** Task brief **
Print the data exactly as it is given, please.

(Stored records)
::::
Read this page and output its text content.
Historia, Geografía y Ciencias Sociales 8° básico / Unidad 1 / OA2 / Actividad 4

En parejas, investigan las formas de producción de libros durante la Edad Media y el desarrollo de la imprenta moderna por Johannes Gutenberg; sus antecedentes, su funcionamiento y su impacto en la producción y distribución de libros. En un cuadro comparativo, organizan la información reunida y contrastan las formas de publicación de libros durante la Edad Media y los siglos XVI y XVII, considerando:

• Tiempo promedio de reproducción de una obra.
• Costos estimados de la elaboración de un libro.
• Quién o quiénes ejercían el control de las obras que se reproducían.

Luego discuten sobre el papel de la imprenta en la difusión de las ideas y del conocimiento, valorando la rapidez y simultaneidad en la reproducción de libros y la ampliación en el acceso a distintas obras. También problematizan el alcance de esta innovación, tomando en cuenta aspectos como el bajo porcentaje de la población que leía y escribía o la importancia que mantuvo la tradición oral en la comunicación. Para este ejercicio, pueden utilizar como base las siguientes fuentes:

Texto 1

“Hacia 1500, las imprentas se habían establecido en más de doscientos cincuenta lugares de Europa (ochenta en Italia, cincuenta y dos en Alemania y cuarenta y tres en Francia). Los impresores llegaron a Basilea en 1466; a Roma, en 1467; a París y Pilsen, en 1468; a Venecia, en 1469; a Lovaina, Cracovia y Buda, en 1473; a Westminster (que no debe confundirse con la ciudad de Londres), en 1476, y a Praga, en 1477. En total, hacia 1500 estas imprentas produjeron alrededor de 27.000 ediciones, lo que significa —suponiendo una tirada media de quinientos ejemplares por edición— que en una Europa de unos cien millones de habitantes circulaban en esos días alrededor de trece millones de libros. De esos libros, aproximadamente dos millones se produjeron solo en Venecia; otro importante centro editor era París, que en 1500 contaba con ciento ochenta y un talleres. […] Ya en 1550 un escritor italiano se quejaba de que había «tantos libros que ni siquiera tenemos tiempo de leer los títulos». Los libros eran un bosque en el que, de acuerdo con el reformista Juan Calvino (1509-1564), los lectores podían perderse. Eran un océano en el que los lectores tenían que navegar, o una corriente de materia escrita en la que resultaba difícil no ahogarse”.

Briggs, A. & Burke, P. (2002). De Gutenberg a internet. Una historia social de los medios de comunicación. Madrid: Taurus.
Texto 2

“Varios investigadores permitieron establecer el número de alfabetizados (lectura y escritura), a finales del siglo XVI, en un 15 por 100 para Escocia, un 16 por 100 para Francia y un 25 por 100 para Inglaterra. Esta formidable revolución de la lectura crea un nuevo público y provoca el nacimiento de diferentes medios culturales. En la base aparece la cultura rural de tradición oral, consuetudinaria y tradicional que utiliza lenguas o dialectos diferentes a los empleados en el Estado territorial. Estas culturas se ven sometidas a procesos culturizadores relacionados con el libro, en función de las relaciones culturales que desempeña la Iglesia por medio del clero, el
::::
** Reply **
Read this page and output its text content.
Historia, Geografía y Ciencias Sociales 8° básico / Unidad 1 / OA2 / Actividad 4

En parejas, investigan las formas de producción de libros durante la Edad Media y el desarrollo de la imprenta moderna por Johannes Gutenberg; sus antecedentes, su funcionamiento y su impacto en la producción y distribución de libros. En un cuadro comparativo, organizan la información reunida y contrastan las formas de publicación de libros durante la Edad Media y los siglos XVI y XVII, considerando:

• Tiempo promedio de reproducción de una obra.
• Costos estimados de la elaboración de un libro.
• Quién o quiénes ejercían el control de las obras que se reproducían.

Luego discuten sobre el papel de la imprenta en la difusión de las ideas y del conocimiento, valorando la rapidez y simultaneidad en la reproducción de libros y la ampliación en el acceso a distintas obras. También problematizan el alcance de esta innovación, tomando en cuenta aspectos como el bajo porcentaje de la población que leía y escribía o la importancia que mantuvo la tradición oral en la comunicación. Para este ejercicio, pueden utilizar como base las siguientes fuentes:

Texto 1

“Hacia 1500, las imprentas se habían establecido en más de doscientos cincuenta lugares de Europa (ochenta en Italia, cincuenta y dos en Alemania y cuarenta y tres en Francia). Los impresores llegaron a Basilea en 1466; a Roma, en 1467; a París y Pilsen, en 1468; a Venecia, en 1469; a Lovaina, Cracovia y Buda, en 1473; a Westminster (que no debe confundirse con la ciudad de Londres), en 1476, y a Praga, en 1477. En total, hacia 1500 estas imprentas produjeron alrededor de 27.000 ediciones, lo que significa —suponiendo una tirada media de quinientos ejemplares por edición— que en una Europa de unos cien millones de habitantes circulaban en esos días alrededor de trece millones de libros. De esos libros, aproximadamente dos millones se produjeron solo en Venecia; otro importante centro editor era París, que en 1500 contaba con ciento ochenta y un talleres. […] Ya en 1550 un escritor italiano se quejaba de que había «tantos libros que ni siquiera tenemos tiempo de leer los títulos». Los libros eran un bosque en el que, de acuerdo con el reformista Juan Calvino (1509-1564), los lectores podían perderse. Eran un océano en el que los lectores tenían que navegar, o una corriente de materia escrita en la que resultaba difícil no ahogarse”.

Briggs, A. & Burke, P. (2002). De Gutenberg a internet. Una historia social de los medios de comunicación. Madrid: Taurus.
Texto 2

“Varios investigadores permitieron establecer el número de alfabetizados (lectura y escritura), a finales del siglo XVI, en un 15 por 100 para Escocia, un 16 por 100 para Francia y un 25 por 100 para Inglaterra. Esta formidable revolución de la lectura crea un nuevo público y provoca el nacimiento de diferentes medios culturales. En la base aparece la cultura rural de tradición oral, consuetudinaria y tradicional que utiliza lenguas o dialectos diferentes a los empleados en el Estado territorial. Estas culturas se ven sometidas a procesos culturizadores relacionados con el libro, en función de las relaciones culturales que desempeña la Iglesia por medio del clero, el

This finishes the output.